▸ **What you have to do**:
Omit images. Retype all entries verbatim.
— START OF Input data —
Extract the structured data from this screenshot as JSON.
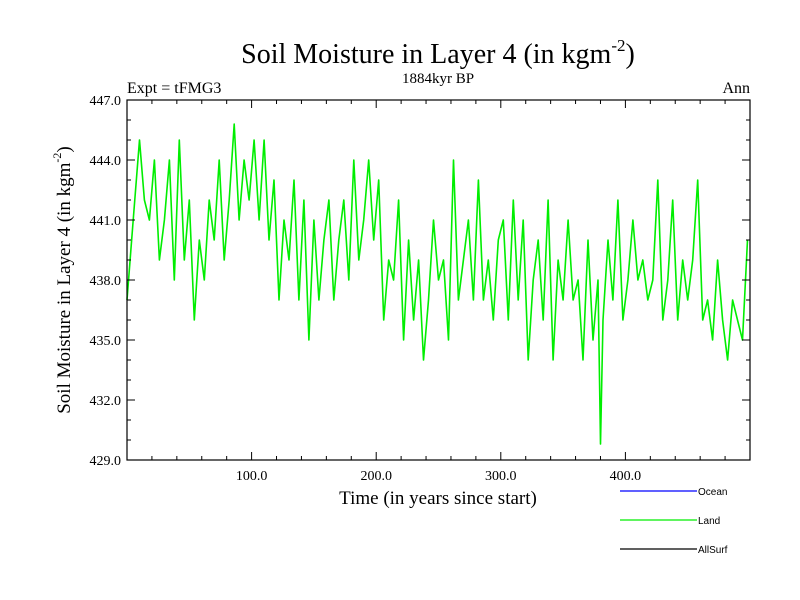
{
  "chart_data": {
    "type": "line",
    "title": "Soil Moisture in Layer 4 (in kgm",
    "title_sup": "-2",
    "title_close": ")",
    "subtitle": "1884kyr BP",
    "left_label": "Expt = tFMG3",
    "right_label": "Ann",
    "xlabel": "Time (in years since start)",
    "ylabel": "Soil Moisture in Layer 4 (in kgm",
    "ylabel_sup": "-2",
    "ylabel_close": ")",
    "xlim": [
      0,
      500
    ],
    "ylim": [
      429,
      447
    ],
    "xticks": [
      {
        "value": 100,
        "label": "100.0"
      },
      {
        "value": 200,
        "label": "200.0"
      },
      {
        "value": 300,
        "label": "300.0"
      },
      {
        "value": 400,
        "label": "400.0"
      }
    ],
    "yticks": [
      {
        "value": 429,
        "label": "429.0"
      },
      {
        "value": 432,
        "label": "432.0"
      },
      {
        "value": 435,
        "label": "435.0"
      },
      {
        "value": 438,
        "label": "438.0"
      },
      {
        "value": 441,
        "label": "441.0"
      },
      {
        "value": 444,
        "label": "444.0"
      },
      {
        "value": 447,
        "label": "447.0"
      }
    ],
    "legend": [
      {
        "name": "Ocean",
        "color": "#0000ff"
      },
      {
        "name": "Land",
        "color": "#00ee00"
      },
      {
        "name": "AllSurf",
        "color": "#000000"
      }
    ],
    "series": [
      {
        "name": "Land",
        "color": "#00ee00",
        "x": [
          0,
          5,
          10,
          14,
          18,
          22,
          26,
          30,
          34,
          38,
          42,
          46,
          50,
          54,
          58,
          62,
          66,
          70,
          74,
          78,
          82,
          86,
          90,
          94,
          98,
          102,
          106,
          110,
          114,
          118,
          122,
          126,
          130,
          134,
          138,
          142,
          146,
          150,
          154,
          158,
          162,
          166,
          170,
          174,
          178,
          182,
          186,
          190,
          194,
          198,
          202,
          206,
          210,
          214,
          218,
          222,
          226,
          230,
          234,
          238,
          242,
          246,
          250,
          254,
          258,
          262,
          266,
          270,
          274,
          278,
          282,
          286,
          290,
          294,
          298,
          302,
          306,
          310,
          314,
          318,
          322,
          326,
          330,
          334,
          338,
          342,
          346,
          350,
          354,
          358,
          362,
          366,
          370,
          374,
          378,
          380,
          382,
          386,
          390,
          394,
          398,
          402,
          406,
          410,
          414,
          418,
          422,
          426,
          430,
          434,
          438,
          442,
          446,
          450,
          454,
          458,
          462,
          466,
          470,
          474,
          478,
          482,
          486,
          490,
          494,
          498
        ],
        "values": [
          437,
          441,
          445,
          442,
          441,
          444,
          439,
          441,
          444,
          438,
          445,
          439,
          442,
          436,
          440,
          438,
          442,
          440,
          444,
          439,
          442,
          445.8,
          441,
          444,
          442,
          445,
          441,
          445,
          440,
          443,
          437,
          441,
          439,
          443,
          437,
          442,
          435,
          441,
          437,
          440,
          442,
          437,
          440,
          442,
          438,
          444,
          439,
          441,
          444,
          440,
          443,
          436,
          439,
          438,
          442,
          435,
          440,
          436,
          439,
          434,
          437,
          441,
          438,
          439,
          435,
          444,
          437,
          439,
          441,
          437,
          443,
          437,
          439,
          436,
          440,
          441,
          436,
          442,
          437,
          441,
          434,
          438,
          440,
          436,
          442,
          434,
          439,
          437,
          441,
          437,
          438,
          434,
          440,
          435,
          438,
          429.8,
          436,
          440,
          437,
          442,
          436,
          438,
          441,
          438,
          439,
          437,
          438,
          443,
          436,
          438,
          442,
          436,
          439,
          437,
          439,
          443,
          436,
          437,
          435,
          439,
          436,
          434,
          437,
          436,
          435,
          440
        ]
      }
    ]
  }
}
— END OF Input data —
▸ **Written solution**:
Extract the structured data from this screenshot as JSON.
{
  "chart_data": {
    "type": "line",
    "title": "Soil Moisture in Layer 4 (in kgm",
    "title_sup": "-2",
    "title_close": ")",
    "subtitle": "1884kyr BP",
    "left_label": "Expt = tFMG3",
    "right_label": "Ann",
    "xlabel": "Time (in years since start)",
    "ylabel": "Soil Moisture in Layer 4 (in kgm",
    "ylabel_sup": "-2",
    "ylabel_close": ")",
    "xlim": [
      0,
      500
    ],
    "ylim": [
      429,
      447
    ],
    "xticks": [
      {
        "value": 100,
        "label": "100.0"
      },
      {
        "value": 200,
        "label": "200.0"
      },
      {
        "value": 300,
        "label": "300.0"
      },
      {
        "value": 400,
        "label": "400.0"
      }
    ],
    "yticks": [
      {
        "value": 429,
        "label": "429.0"
      },
      {
        "value": 432,
        "label": "432.0"
      },
      {
        "value": 435,
        "label": "435.0"
      },
      {
        "value": 438,
        "label": "438.0"
      },
      {
        "value": 441,
        "label": "441.0"
      },
      {
        "value": 444,
        "label": "444.0"
      },
      {
        "value": 447,
        "label": "447.0"
      }
    ],
    "legend": [
      {
        "name": "Ocean",
        "color": "#0000ff"
      },
      {
        "name": "Land",
        "color": "#00ee00"
      },
      {
        "name": "AllSurf",
        "color": "#000000"
      }
    ],
    "series": [
      {
        "name": "Land",
        "color": "#00ee00",
        "x": [
          0,
          5,
          10,
          14,
          18,
          22,
          26,
          30,
          34,
          38,
          42,
          46,
          50,
          54,
          58,
          62,
          66,
          70,
          74,
          78,
          82,
          86,
          90,
          94,
          98,
          102,
          106,
          110,
          114,
          118,
          122,
          126,
          130,
          134,
          138,
          142,
          146,
          150,
          154,
          158,
          162,
          166,
          170,
          174,
          178,
          182,
          186,
          190,
          194,
          198,
          202,
          206,
          210,
          214,
          218,
          222,
          226,
          230,
          234,
          238,
          242,
          246,
          250,
          254,
          258,
          262,
          266,
          270,
          274,
          278,
          282,
          286,
          290,
          294,
          298,
          302,
          306,
          310,
          314,
          318,
          322,
          326,
          330,
          334,
          338,
          342,
          346,
          350,
          354,
          358,
          362,
          366,
          370,
          374,
          378,
          380,
          382,
          386,
          390,
          394,
          398,
          402,
          406,
          410,
          414,
          418,
          422,
          426,
          430,
          434,
          438,
          442,
          446,
          450,
          454,
          458,
          462,
          466,
          470,
          474,
          478,
          482,
          486,
          490,
          494,
          498
        ],
        "values": [
          437,
          441,
          445,
          442,
          441,
          444,
          439,
          441,
          444,
          438,
          445,
          439,
          442,
          436,
          440,
          438,
          442,
          440,
          444,
          439,
          442,
          445.8,
          441,
          444,
          442,
          445,
          441,
          445,
          440,
          443,
          437,
          441,
          439,
          443,
          437,
          442,
          435,
          441,
          437,
          440,
          442,
          437,
          440,
          442,
          438,
          444,
          439,
          441,
          444,
          440,
          443,
          436,
          439,
          438,
          442,
          435,
          440,
          436,
          439,
          434,
          437,
          441,
          438,
          439,
          435,
          444,
          437,
          439,
          441,
          437,
          443,
          437,
          439,
          436,
          440,
          441,
          436,
          442,
          437,
          441,
          434,
          438,
          440,
          436,
          442,
          434,
          439,
          437,
          441,
          437,
          438,
          434,
          440,
          435,
          438,
          429.8,
          436,
          440,
          437,
          442,
          436,
          438,
          441,
          438,
          439,
          437,
          438,
          443,
          436,
          438,
          442,
          436,
          439,
          437,
          439,
          443,
          436,
          437,
          435,
          439,
          436,
          434,
          437,
          436,
          435,
          440
        ]
      }
    ]
  }
}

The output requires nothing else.